> Data records

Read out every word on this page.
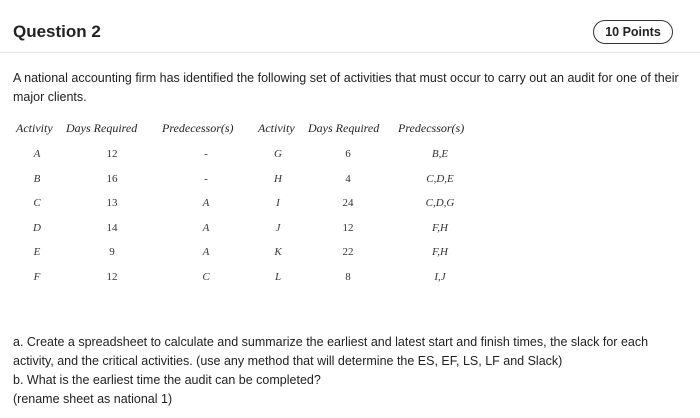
Question 2	10 Points
A national accounting firm has identified the following set of activities that must occur to carry out an audit for one of their major clients.
Activity Days Required Predecessor(s) Activity Days Required Predecssor(s)
A	12	-	G	6	B,E
B	16	-	H	4	C,D,E
C	13	A	I	24	C,D,G
D	14	A	J	12	F,H
E	9	A	K	22	F,H
F	12	C	L	8	I,J

a. Create a spreadsheet to calculate and summarize the earliest and latest start and finish times, the slack for each activity, and the critical activities. (use any method that will determine the ES, EF, LS, LF and Slack)

b. What is the earliest time the audit can be completed?

(rename sheet as national 1)
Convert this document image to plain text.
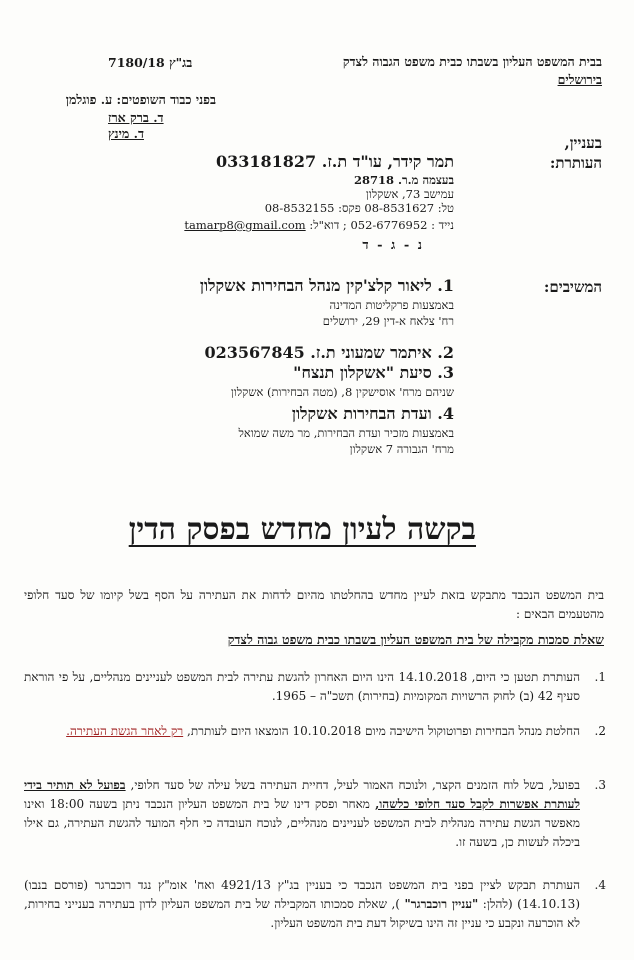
בבית המשפט העליון בשבתו כבית משפט הגבוה לצדק
בירושלים
בג"ץ 7180/18
בפני כבוד השופטים: ע. פוגלמן
ד. ברק ארז
ד. מינץ
בעניין,
העותרת:
תמר קידר, עו"ד ת.ז. 033181827
בעצמה מ.ר. 28718
עמישב 73, אשקלון
טל: 08-8531627 פקס: 08-8532155
נייד : 052-6776952 ; דוא"ל: tamarp8@gmail.com
נ - ג - ד
המשיבים:
1. ליאור קלצ'קין מנהל הבחירות אשקלון
באמצעות פרקליטות המדינה
רח' צלאח א-דין 29, ירושלים
2. איתמר שמעוני ת.ז. 023567845
3. סיעת "אשקלון תנצח"
שניהם מרח' אוסישקין 8, (מטה הבחירות) אשקלון
4. ועדת הבחירות אשקלון
באמצעות מזכיר ועדת הבחירות, מר משה שמואל
מרח' הגבורה 7 אשקלון
בקשה לעיון מחדש בפסק הדין
בית המשפט הנכבד מתבקש בזאת לעיין מחדש בהחלטתו מהיום לדחות את העתירה על הסף בשל קיומו של סעד חלופי מהטעמים הבאים :
שאלת סמכות מקבילה של בית המשפט העליון בשבתו כבית משפט גבוה לצדק
1.
העותרת תטען כי היום, 14.10.2018 הינו היום האחרון להגשת עתירה לבית המשפט לעניינים מנהליים, על פי הוראת סעיף 42 (ב) לחוק הרשויות המקומיות (בחירות) תשכ"ה – 1965.
2.
החלטת מנהל הבחירות ופרוטוקול הישיבה מיום 10.10.2018 הומצאו היום לעותרת, רק לאחר הגשת העתירה.
3.
בפועל, בשל לוח הזמנים הקצר, ולנוכח האמור לעיל, דחיית העתירה בשל עילה של סעד חלופי, בפועל לא תותיר בידי לעותרת אפשרות לקבל סעד חלופי כלשהו, מאחר ופסק דינו של בית המשפט העליון הנכבד ניתן בשעה 18:00 ואינו מאפשר הגשת עתירה מנהלית לבית המשפט לעניינים מנהליים, לנוכח העובדה כי חלף המועד להגשת העתירה, גם אילו ביכלה לעשות כן, בשעה זו.
4.
העותרת תבקש לציין בפני בית המשפט הנכבד כי בעניין בג"ץ 4921/13 ואח' אומ"ץ נגד רוכברגר (פורסם בנבו) (14.10.13) (להלן: "עניין רוכברגר" ), שאלת סמכותו המקבילה של בית המשפט העליון לדון בעתירה בענייני בחירות, לא הוכרעה ונקבע כי עניין זה הינו בשיקול דעת בית המשפט העליון.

> To be done
Any pictures should be dropped; transcribe the rest of the records above exactly.

> Solution below
Read out every word on this page.
Question 2	10 Points
A national accounting firm has identified the following set of activities that must occur to carry out an audit for one of their major clients.
Activity Days Required Predecessor(s) Activity Days Required Predecssor(s)
A	12	-	G	6	B,E
B	16	-	H	4	C,D,E
C	13	A	I	24	C,D,G
D	14	A	J	12	F,H
E	9	A	K	22	F,H
F	12	C	L	8	I,J

a. Create a spreadsheet to calculate and summarize the earliest and latest start and finish times, the slack for each activity, and the critical activities. (use any method that will determine the ES, EF, LS, LF and Slack)

b. What is the earliest time the audit can be completed?

(rename sheet as national 1)
Convert this document image to plain text.
בבית המשפט העליון בשבתו כבית משפט הגבוה לצדק
בירושלים
בג"ץ 7180/18
בפני כבוד השופטים: ע. פוגלמן
ד. ברק ארז
ד. מינץ
בעניין,
העותרת:
תמר קידר, עו"ד ת.ז. 033181827
בעצמה מ.ר. 28718
עמישב 73, אשקלון
טל: 08-8531627 פקס: 08-8532155
נייד : 052-6776952 ; דוא"ל: tamarp8@gmail.com
נ - ג - ד
המשיבים:
1. ליאור קלצ'קין מנהל הבחירות אשקלון
באמצעות פרקליטות המדינה
רח' צלאח א-דין 29, ירושלים
2. איתמר שמעוני ת.ז. 023567845
3. סיעת "אשקלון תנצח"
שניהם מרח' אוסישקין 8, (מטה הבחירות) אשקלון
4. ועדת הבחירות אשקלון
באמצעות מזכיר ועדת הבחירות, מר משה שמואל
מרח' הגבורה 7 אשקלון
בקשה לעיון מחדש בפסק הדין
בית המשפט הנכבד מתבקש בזאת לעיין מחדש בהחלטתו מהיום לדחות את העתירה על הסף בשל קיומו של סעד חלופי מהטעמים הבאים :
שאלת סמכות מקבילה של בית המשפט העליון בשבתו כבית משפט גבוה לצדק
1.
העותרת תטען כי היום, 14.10.2018 הינו היום האחרון להגשת עתירה לבית המשפט לעניינים מנהליים, על פי הוראת סעיף 42 (ב) לחוק הרשויות המקומיות (בחירות) תשכ"ה – 1965.
2.
החלטת מנהל הבחירות ופרוטוקול הישיבה מיום 10.10.2018 הומצאו היום לעותרת, רק לאחר הגשת העתירה.
3.
בפועל, בשל לוח הזמנים הקצר, ולנוכח האמור לעיל, דחיית העתירה בשל עילה של סעד חלופי, בפועל לא תותיר בידי לעותרת אפשרות לקבל סעד חלופי כלשהו, מאחר ופסק דינו של בית המשפט העליון הנכבד ניתן בשעה 18:00 ואינו מאפשר הגשת עתירה מנהלית לבית המשפט לעניינים מנהליים, לנוכח העובדה כי חלף המועד להגשת העתירה, גם אילו ביכלה לעשות כן, בשעה זו.
4.
העותרת תבקש לציין בפני בית המשפט הנכבד כי בעניין בג"ץ 4921/13 ואח' אומ"ץ נגד רוכברגר (פורסם בנבו) (14.10.13) (להלן: "עניין רוכברגר" ), שאלת סמכותו המקבילה של בית המשפט העליון לדון בעתירה בענייני בחירות, לא הוכרעה ונקבע כי עניין זה הינו בשיקול דעת בית המשפט העליון.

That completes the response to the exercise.